Locate and copy all lines bearing the word "view".

Source data:
• • • • •

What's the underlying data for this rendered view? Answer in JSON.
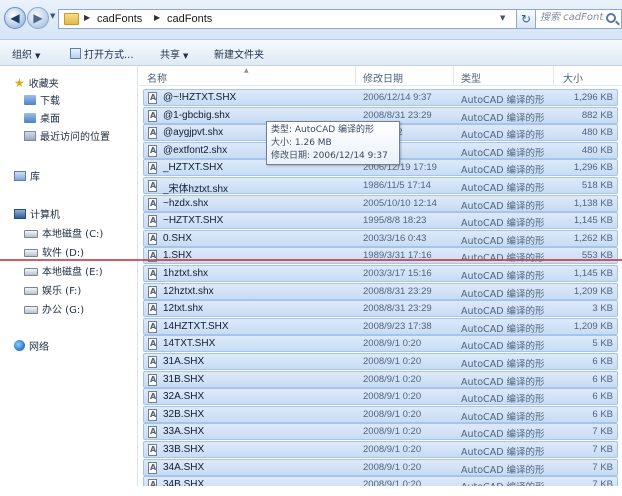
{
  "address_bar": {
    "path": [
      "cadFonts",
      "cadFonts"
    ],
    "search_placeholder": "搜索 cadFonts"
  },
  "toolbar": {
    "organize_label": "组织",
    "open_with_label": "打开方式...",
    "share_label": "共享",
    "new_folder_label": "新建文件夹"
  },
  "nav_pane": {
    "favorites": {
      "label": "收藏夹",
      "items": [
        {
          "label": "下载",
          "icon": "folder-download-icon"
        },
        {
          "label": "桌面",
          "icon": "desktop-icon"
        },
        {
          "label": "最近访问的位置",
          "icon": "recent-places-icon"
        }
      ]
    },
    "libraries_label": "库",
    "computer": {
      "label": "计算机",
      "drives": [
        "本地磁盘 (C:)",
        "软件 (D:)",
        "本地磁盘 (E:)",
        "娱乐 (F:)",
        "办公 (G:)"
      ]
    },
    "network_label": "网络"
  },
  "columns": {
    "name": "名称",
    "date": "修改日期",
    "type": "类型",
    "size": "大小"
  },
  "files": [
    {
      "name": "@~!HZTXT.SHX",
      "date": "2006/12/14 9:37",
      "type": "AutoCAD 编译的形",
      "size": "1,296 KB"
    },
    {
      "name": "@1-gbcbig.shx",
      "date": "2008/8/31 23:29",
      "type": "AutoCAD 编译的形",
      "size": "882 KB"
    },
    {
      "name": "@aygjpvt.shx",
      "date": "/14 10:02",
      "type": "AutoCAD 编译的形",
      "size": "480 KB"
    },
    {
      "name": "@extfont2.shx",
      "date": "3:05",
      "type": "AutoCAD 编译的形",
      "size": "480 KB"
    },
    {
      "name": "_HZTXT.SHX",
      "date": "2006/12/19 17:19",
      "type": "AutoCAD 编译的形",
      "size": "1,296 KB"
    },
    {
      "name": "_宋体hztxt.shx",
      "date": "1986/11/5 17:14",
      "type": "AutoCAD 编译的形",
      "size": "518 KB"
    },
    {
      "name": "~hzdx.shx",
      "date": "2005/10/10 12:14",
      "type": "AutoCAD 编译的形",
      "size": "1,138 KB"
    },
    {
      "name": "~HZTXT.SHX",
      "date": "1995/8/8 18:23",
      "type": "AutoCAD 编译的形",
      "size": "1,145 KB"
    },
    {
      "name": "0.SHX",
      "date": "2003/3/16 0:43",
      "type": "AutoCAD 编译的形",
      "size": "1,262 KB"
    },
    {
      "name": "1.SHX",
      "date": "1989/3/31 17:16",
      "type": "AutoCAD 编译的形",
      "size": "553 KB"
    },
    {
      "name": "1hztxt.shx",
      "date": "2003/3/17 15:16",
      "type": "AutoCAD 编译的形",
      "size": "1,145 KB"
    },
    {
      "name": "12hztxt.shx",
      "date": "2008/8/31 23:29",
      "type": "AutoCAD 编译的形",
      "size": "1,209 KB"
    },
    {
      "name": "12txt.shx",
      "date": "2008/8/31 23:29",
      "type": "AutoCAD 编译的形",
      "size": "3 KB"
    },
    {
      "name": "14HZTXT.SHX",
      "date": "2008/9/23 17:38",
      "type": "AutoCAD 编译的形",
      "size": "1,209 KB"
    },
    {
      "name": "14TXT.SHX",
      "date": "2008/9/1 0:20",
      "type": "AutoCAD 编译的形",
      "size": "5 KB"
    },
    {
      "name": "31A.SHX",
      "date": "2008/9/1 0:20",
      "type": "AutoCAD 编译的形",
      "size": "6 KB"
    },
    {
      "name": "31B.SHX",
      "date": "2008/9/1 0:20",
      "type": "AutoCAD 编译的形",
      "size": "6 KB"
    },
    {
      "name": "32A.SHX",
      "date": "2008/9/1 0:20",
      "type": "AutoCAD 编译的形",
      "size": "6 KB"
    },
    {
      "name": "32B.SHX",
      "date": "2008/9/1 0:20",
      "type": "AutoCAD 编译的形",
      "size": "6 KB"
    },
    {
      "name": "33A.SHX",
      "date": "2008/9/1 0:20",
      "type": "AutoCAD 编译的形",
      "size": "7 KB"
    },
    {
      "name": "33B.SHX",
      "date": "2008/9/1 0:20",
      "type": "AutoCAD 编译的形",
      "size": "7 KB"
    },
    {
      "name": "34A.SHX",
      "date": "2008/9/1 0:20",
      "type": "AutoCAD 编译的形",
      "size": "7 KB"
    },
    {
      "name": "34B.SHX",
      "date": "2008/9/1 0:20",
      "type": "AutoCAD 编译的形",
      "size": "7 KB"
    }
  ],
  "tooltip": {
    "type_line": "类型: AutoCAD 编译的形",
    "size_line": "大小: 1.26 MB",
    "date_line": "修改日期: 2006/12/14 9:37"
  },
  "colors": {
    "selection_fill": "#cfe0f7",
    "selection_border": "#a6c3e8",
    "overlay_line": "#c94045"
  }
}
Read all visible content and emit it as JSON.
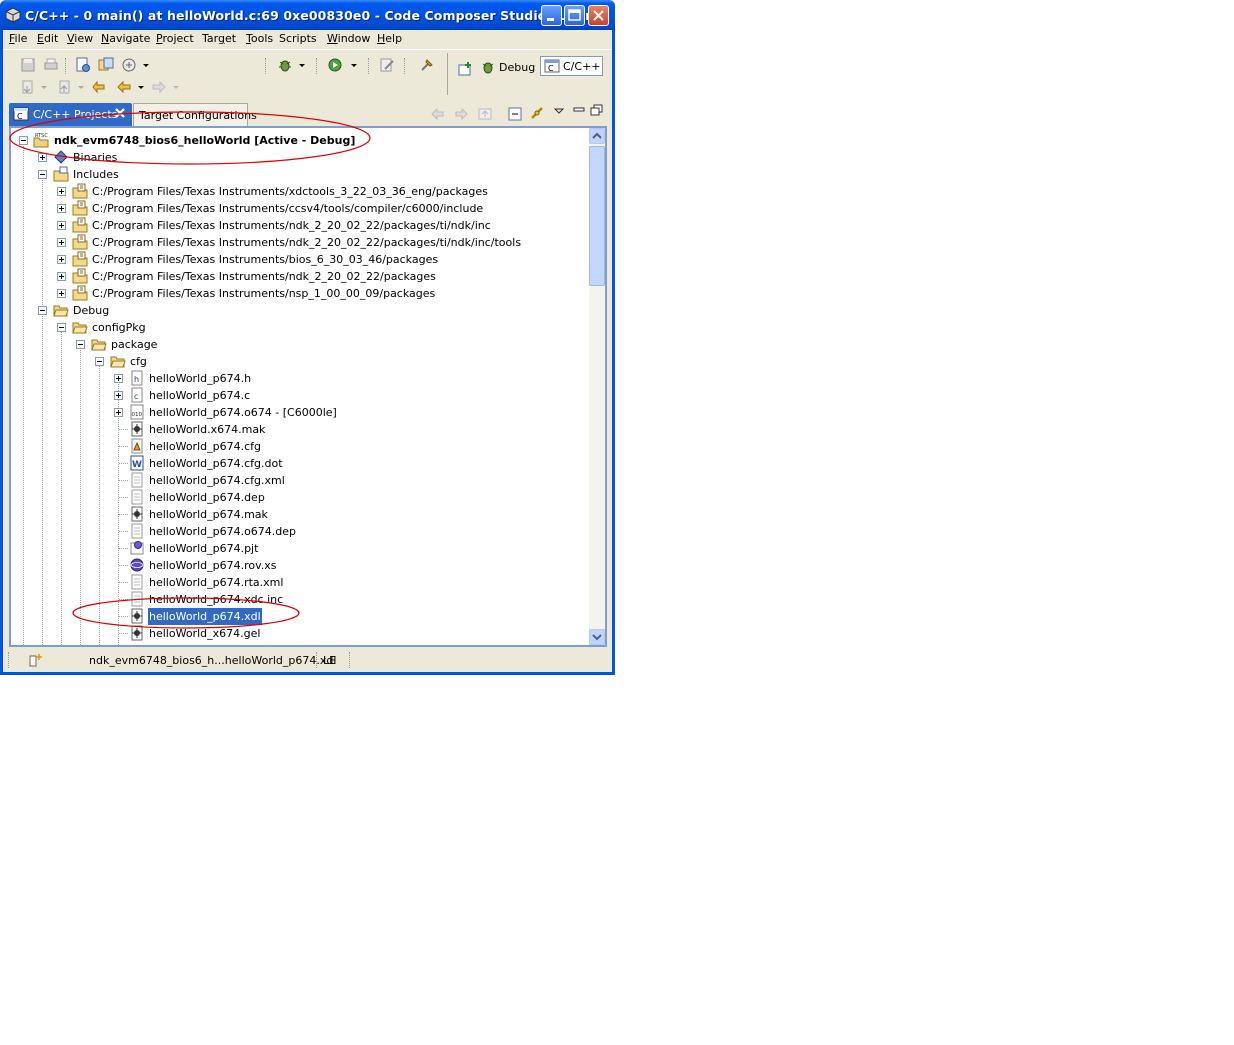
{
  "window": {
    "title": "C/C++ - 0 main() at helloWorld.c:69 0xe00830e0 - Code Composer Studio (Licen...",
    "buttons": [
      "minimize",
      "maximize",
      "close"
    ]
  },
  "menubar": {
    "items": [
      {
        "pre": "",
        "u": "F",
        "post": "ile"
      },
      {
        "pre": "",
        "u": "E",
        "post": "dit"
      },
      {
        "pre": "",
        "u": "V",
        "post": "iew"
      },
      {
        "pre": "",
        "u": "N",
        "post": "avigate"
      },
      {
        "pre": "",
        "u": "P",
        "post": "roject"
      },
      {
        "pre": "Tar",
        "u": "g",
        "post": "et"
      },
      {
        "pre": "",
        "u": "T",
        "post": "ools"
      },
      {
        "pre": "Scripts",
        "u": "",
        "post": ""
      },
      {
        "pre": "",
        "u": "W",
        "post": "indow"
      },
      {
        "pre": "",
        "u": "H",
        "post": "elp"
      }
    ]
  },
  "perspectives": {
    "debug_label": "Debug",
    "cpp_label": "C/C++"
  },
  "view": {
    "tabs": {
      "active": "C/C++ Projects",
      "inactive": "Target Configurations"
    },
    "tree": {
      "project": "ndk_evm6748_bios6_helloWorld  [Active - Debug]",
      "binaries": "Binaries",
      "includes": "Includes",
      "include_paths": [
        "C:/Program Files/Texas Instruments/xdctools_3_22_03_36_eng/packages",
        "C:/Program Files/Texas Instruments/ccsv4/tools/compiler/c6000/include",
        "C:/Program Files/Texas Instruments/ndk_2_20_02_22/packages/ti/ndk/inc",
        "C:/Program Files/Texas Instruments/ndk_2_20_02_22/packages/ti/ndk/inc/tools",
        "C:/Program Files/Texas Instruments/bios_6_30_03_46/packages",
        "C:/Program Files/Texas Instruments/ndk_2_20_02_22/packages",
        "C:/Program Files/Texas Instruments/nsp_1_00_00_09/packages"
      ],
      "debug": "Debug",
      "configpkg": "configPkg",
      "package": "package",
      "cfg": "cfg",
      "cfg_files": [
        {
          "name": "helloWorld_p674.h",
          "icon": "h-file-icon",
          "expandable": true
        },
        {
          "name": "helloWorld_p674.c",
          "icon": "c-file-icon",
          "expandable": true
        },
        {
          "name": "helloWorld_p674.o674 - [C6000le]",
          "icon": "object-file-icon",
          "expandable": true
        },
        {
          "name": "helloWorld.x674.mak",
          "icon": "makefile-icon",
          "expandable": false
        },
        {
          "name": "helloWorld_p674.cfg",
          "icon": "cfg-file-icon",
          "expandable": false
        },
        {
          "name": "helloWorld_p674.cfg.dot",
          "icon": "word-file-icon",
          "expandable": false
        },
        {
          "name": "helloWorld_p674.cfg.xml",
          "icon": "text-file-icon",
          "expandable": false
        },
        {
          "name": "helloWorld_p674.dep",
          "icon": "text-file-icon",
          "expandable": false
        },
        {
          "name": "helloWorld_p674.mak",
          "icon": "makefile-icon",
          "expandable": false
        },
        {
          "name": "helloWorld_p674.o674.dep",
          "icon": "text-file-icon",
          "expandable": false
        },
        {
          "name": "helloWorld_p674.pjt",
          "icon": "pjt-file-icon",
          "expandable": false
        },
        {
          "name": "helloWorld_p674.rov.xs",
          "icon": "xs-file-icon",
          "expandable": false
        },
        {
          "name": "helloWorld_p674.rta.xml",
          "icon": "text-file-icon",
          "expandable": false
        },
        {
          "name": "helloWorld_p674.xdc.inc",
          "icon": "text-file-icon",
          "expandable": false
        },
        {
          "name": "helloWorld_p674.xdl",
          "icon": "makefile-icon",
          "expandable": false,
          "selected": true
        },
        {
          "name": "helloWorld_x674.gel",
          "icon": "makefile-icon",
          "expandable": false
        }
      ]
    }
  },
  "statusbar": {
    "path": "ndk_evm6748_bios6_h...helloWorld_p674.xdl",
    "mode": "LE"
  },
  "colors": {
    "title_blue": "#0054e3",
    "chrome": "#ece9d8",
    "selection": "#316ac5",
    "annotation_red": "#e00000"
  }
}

• • • • •

> [Solution for this exercise]:
What's the underlying data for this rendered view? Answer in JSON.
  "view": {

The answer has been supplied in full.